Data records:
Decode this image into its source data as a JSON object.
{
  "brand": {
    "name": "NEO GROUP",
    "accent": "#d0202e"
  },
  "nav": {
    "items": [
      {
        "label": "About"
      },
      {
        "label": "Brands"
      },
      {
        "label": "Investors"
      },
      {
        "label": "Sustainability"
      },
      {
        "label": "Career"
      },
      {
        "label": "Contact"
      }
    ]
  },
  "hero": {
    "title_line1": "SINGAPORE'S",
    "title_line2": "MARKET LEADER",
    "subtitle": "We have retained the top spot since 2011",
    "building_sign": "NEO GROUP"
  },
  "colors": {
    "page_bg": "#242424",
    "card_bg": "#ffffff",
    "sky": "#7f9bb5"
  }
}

* _TASK DETAILS_
In the lines above, find each one with "GROUP" and list it.

* _SOLUTION_
    "name": "NEO GROUP",
    "building_sign": "NEO GROUP"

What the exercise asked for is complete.